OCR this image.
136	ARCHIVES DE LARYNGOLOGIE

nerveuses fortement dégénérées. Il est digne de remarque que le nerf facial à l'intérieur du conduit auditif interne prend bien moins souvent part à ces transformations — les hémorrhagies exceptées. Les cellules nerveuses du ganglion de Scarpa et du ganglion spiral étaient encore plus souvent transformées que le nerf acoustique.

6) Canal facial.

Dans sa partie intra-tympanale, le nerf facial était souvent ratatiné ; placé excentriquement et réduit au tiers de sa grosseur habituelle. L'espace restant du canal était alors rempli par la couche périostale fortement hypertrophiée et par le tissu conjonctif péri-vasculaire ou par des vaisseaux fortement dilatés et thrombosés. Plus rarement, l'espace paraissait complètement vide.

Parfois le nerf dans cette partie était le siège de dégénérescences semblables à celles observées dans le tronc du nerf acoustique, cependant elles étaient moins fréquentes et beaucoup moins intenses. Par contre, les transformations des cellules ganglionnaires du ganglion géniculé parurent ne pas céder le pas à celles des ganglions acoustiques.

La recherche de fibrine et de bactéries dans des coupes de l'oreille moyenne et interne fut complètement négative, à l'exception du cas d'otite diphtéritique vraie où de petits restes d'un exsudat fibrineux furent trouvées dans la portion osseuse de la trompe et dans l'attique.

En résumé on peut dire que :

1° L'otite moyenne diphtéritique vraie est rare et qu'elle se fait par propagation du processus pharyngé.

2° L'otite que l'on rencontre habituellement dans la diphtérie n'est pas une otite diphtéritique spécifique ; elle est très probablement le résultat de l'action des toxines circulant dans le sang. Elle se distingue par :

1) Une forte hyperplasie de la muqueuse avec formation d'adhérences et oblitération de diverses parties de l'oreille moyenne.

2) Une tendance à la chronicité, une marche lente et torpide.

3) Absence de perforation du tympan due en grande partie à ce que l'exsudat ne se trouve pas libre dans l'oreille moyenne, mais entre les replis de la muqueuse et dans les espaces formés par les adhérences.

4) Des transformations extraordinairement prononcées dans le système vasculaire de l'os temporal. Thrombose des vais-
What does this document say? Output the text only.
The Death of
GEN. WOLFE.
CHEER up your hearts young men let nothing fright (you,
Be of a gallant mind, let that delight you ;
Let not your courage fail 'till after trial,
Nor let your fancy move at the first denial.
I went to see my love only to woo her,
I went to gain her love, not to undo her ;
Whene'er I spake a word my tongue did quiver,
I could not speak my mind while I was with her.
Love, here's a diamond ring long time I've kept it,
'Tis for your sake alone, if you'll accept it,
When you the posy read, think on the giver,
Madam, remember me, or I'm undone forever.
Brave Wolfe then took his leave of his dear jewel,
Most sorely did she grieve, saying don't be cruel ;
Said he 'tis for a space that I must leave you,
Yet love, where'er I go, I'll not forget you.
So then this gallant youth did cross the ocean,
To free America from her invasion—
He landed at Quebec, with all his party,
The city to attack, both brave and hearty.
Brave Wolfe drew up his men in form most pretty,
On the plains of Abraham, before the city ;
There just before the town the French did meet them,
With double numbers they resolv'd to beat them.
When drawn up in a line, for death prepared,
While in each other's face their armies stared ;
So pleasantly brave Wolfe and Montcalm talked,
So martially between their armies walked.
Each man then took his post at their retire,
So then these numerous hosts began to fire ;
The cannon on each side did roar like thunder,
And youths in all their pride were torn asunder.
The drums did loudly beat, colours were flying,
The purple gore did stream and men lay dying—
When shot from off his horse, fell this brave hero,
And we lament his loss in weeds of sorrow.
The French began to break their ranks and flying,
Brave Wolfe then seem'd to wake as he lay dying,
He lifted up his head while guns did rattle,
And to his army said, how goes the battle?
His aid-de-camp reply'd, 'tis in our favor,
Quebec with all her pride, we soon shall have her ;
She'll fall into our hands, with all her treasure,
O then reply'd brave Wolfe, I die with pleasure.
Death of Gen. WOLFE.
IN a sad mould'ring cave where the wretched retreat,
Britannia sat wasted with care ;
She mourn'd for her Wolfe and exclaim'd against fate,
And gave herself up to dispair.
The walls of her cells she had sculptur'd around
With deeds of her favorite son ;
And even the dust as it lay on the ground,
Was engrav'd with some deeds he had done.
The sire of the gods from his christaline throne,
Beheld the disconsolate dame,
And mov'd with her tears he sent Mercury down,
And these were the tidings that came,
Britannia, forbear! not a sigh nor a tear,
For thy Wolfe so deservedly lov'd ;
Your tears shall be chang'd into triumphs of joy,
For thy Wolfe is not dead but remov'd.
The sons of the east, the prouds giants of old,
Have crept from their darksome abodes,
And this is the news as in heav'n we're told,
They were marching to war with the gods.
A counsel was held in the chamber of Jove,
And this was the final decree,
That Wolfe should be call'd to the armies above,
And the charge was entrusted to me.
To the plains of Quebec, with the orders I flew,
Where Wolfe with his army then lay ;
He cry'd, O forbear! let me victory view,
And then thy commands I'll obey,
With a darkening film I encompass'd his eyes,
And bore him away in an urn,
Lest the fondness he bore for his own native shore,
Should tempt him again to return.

## Work required
Nothing but a number should be returned: the count of lines in the listing that contain the string "army".

## Reply
2